-- START --

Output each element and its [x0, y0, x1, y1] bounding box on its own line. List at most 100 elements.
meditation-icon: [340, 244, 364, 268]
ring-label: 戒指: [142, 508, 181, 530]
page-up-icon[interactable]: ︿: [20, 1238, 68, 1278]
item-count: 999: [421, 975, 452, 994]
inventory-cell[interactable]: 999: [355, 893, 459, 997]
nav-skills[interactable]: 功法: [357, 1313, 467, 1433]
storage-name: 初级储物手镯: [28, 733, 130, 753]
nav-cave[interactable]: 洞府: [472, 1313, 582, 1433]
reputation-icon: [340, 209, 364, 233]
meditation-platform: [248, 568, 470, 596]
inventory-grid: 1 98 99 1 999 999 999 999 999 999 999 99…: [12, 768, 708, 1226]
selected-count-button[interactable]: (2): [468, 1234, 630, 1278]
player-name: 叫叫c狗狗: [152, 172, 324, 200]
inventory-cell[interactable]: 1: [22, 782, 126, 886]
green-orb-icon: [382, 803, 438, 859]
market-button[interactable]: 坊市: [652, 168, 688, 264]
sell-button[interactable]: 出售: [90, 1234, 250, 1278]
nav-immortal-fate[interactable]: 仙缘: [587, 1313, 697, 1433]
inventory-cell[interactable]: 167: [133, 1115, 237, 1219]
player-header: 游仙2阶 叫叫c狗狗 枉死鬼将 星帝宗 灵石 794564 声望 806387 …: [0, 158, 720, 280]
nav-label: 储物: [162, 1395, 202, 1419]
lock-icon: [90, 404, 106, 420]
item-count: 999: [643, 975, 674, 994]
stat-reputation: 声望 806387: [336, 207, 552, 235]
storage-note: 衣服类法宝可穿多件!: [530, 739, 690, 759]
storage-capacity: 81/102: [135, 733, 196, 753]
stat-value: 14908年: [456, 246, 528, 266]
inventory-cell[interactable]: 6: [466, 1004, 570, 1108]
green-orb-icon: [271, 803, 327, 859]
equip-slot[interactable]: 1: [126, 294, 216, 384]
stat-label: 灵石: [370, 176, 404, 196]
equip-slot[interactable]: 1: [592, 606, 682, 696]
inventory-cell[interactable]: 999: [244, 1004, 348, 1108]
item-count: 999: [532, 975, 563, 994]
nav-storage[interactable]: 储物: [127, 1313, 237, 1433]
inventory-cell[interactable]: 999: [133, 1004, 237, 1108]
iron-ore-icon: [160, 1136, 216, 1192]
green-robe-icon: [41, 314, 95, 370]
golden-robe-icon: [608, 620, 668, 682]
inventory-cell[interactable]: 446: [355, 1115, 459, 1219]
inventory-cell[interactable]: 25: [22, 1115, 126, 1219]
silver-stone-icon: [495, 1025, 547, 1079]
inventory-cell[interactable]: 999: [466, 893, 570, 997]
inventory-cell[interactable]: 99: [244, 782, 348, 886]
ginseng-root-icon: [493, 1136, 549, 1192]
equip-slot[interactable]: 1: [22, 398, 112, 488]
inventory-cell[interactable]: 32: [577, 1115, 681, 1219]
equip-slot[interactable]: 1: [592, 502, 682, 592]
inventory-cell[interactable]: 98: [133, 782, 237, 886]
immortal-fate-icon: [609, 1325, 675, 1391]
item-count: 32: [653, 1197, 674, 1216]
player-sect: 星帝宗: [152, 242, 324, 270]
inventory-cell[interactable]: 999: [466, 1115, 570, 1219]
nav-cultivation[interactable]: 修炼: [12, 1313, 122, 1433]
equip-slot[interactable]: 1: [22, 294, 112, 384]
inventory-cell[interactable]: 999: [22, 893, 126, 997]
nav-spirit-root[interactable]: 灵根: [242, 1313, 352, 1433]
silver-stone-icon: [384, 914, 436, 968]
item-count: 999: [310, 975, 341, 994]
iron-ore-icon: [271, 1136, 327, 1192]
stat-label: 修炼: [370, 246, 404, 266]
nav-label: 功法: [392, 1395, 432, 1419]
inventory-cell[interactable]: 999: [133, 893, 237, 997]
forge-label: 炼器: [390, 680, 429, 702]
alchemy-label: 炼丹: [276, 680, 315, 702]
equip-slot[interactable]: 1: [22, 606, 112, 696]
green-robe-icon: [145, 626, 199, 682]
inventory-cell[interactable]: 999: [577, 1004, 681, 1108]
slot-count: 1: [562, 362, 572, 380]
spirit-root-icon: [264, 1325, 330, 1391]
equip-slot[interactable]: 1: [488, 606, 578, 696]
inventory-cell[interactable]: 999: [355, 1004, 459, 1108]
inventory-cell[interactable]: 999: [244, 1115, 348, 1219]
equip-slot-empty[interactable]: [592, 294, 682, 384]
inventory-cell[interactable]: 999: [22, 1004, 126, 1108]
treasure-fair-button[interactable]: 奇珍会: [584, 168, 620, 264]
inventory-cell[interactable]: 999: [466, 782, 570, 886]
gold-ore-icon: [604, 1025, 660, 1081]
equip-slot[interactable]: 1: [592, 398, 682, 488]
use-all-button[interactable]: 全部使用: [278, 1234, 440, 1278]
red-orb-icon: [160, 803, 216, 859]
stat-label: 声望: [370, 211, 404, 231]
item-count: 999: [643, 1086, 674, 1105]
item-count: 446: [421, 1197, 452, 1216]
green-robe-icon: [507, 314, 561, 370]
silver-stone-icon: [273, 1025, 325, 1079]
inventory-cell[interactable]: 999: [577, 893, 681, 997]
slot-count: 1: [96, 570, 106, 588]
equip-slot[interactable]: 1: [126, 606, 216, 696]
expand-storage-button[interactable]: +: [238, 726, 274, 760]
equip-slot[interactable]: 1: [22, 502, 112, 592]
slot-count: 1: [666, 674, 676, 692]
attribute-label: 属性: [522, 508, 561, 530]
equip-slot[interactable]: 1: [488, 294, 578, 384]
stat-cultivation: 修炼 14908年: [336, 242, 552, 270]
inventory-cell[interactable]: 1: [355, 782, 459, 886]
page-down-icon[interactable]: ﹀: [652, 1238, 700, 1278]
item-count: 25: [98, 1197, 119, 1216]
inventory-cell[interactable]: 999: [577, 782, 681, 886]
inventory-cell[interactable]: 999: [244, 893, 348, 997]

-- END --

--- GIVEN TASK ---
Retype the records line for line, starting at the very first line and ending at the line that contains "item-count: 999: [421, 975, 452, 994]". Include both of those lines.

--- SOLUTION TO THIS PROBLEM ---
Output each element and its [x0, y0, x1, y1] bounding box on its own line. List at most 100 elements.
meditation-icon: [340, 244, 364, 268]
ring-label: 戒指: [142, 508, 181, 530]
page-up-icon[interactable]: ︿: [20, 1238, 68, 1278]
item-count: 999: [421, 975, 452, 994]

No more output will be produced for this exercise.